___ Dataset entries ___
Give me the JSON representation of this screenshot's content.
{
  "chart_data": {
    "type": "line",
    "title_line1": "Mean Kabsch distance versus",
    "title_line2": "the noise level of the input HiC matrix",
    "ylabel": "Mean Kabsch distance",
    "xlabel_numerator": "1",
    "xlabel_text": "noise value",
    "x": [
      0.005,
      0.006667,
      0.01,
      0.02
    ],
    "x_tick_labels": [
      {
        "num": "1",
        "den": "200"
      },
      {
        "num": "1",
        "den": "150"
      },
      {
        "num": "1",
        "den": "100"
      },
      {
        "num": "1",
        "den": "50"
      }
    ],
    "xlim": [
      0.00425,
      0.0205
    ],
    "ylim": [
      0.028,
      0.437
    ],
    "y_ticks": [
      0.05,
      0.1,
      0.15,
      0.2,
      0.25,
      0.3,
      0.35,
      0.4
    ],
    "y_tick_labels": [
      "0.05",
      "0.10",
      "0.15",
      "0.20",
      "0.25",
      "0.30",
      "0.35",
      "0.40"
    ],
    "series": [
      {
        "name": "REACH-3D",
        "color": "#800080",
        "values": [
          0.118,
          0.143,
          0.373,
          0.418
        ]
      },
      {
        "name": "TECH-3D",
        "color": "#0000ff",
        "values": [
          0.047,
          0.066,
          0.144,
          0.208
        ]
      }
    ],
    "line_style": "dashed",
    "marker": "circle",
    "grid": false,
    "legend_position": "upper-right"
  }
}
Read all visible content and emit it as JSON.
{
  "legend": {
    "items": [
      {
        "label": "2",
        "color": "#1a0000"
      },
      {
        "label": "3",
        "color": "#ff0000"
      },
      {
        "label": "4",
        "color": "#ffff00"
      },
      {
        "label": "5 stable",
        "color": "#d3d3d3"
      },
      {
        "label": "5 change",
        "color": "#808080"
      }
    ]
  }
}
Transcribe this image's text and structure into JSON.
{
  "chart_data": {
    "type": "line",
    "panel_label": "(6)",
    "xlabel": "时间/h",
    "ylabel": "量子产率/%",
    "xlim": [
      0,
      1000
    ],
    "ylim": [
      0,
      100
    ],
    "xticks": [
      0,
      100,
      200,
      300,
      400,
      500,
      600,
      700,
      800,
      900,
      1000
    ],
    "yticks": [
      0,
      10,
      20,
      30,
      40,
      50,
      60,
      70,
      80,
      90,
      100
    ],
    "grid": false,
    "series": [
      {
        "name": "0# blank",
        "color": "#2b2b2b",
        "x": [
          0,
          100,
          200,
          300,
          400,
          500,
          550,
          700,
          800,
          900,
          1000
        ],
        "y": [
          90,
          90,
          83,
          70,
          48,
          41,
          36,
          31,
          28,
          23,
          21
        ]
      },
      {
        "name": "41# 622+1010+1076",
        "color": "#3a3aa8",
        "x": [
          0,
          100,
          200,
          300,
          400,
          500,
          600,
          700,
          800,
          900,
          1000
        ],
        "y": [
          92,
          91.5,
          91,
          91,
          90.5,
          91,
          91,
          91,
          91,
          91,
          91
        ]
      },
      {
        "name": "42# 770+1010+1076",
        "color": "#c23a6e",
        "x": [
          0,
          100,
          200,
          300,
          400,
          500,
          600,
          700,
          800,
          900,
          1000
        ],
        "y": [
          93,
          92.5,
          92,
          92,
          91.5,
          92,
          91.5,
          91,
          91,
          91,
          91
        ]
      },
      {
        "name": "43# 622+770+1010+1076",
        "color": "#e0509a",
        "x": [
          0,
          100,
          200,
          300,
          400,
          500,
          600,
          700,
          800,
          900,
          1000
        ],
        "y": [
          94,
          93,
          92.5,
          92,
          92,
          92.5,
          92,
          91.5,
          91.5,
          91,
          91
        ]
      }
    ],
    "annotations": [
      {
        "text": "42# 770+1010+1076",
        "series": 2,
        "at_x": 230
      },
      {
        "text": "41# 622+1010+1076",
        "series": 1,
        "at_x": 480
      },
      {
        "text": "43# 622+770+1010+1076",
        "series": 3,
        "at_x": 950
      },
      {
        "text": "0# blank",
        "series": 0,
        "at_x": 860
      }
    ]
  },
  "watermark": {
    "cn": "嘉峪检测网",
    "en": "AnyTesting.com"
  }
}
___
Work instructions: Emit the records above again, exactly, with no line skipped.

Correct output:
Give me the JSON representation of this screenshot's content.
{
  "chart_data": {
    "type": "line",
    "title_line1": "Mean Kabsch distance versus",
    "title_line2": "the noise level of the input HiC matrix",
    "ylabel": "Mean Kabsch distance",
    "xlabel_numerator": "1",
    "xlabel_text": "noise value",
    "x": [
      0.005,
      0.006667,
      0.01,
      0.02
    ],
    "x_tick_labels": [
      {
        "num": "1",
        "den": "200"
      },
      {
        "num": "1",
        "den": "150"
      },
      {
        "num": "1",
        "den": "100"
      },
      {
        "num": "1",
        "den": "50"
      }
    ],
    "xlim": [
      0.00425,
      0.0205
    ],
    "ylim": [
      0.028,
      0.437
    ],
    "y_ticks": [
      0.05,
      0.1,
      0.15,
      0.2,
      0.25,
      0.3,
      0.35,
      0.4
    ],
    "y_tick_labels": [
      "0.05",
      "0.10",
      "0.15",
      "0.20",
      "0.25",
      "0.30",
      "0.35",
      "0.40"
    ],
    "series": [
      {
        "name": "REACH-3D",
        "color": "#800080",
        "values": [
          0.118,
          0.143,
          0.373,
          0.418
        ]
      },
      {
        "name": "TECH-3D",
        "color": "#0000ff",
        "values": [
          0.047,
          0.066,
          0.144,
          0.208
        ]
      }
    ],
    "line_style": "dashed",
    "marker": "circle",
    "grid": false,
    "legend_position": "upper-right"
  }
}
Read all visible content and emit it as JSON.
{
  "legend": {
    "items": [
      {
        "label": "2",
        "color": "#1a0000"
      },
      {
        "label": "3",
        "color": "#ff0000"
      },
      {
        "label": "4",
        "color": "#ffff00"
      },
      {
        "label": "5 stable",
        "color": "#d3d3d3"
      },
      {
        "label": "5 change",
        "color": "#808080"
      }
    ]
  }
}
Transcribe this image's text and structure into JSON.
{
  "chart_data": {
    "type": "line",
    "panel_label": "(6)",
    "xlabel": "时间/h",
    "ylabel": "量子产率/%",
    "xlim": [
      0,
      1000
    ],
    "ylim": [
      0,
      100
    ],
    "xticks": [
      0,
      100,
      200,
      300,
      400,
      500,
      600,
      700,
      800,
      900,
      1000
    ],
    "yticks": [
      0,
      10,
      20,
      30,
      40,
      50,
      60,
      70,
      80,
      90,
      100
    ],
    "grid": false,
    "series": [
      {
        "name": "0# blank",
        "color": "#2b2b2b",
        "x": [
          0,
          100,
          200,
          300,
          400,
          500,
          550,
          700,
          800,
          900,
          1000
        ],
        "y": [
          90,
          90,
          83,
          70,
          48,
          41,
          36,
          31,
          28,
          23,
          21
        ]
      },
      {
        "name": "41# 622+1010+1076",
        "color": "#3a3aa8",
        "x": [
          0,
          100,
          200,
          300,
          400,
          500,
          600,
          700,
          800,
          900,
          1000
        ],
        "y": [
          92,
          91.5,
          91,
          91,
          90.5,
          91,
          91,
          91,
          91,
          91,
          91
        ]
      },
      {
        "name": "42# 770+1010+1076",
        "color": "#c23a6e",
        "x": [
          0,
          100,
          200,
          300,
          400,
          500,
          600,
          700,
          800,
          900,
          1000
        ],
        "y": [
          93,
          92.5,
          92,
          92,
          91.5,
          92,
          91.5,
          91,
          91,
          91,
          91
        ]
      },
      {
        "name": "43# 622+770+1010+1076",
        "color": "#e0509a",
        "x": [
          0,
          100,
          200,
          300,
          400,
          500,
          600,
          700,
          800,
          900,
          1000
        ],
        "y": [
          94,
          93,
          92.5,
          92,
          92,
          92.5,
          92,
          91.5,
          91.5,
          91,
          91
        ]
      }
    ],
    "annotations": [
      {
        "text": "42# 770+1010+1076",
        "series": 2,
        "at_x": 230
      },
      {
        "text": "41# 622+1010+1076",
        "series": 1,
        "at_x": 480
      },
      {
        "text": "43# 622+770+1010+1076",
        "series": 3,
        "at_x": 950
      },
      {
        "text": "0# blank",
        "series": 0,
        "at_x": 860
      }
    ]
  },
  "watermark": {
    "cn": "嘉峪检测网",
    "en": "AnyTesting.com"
  }
}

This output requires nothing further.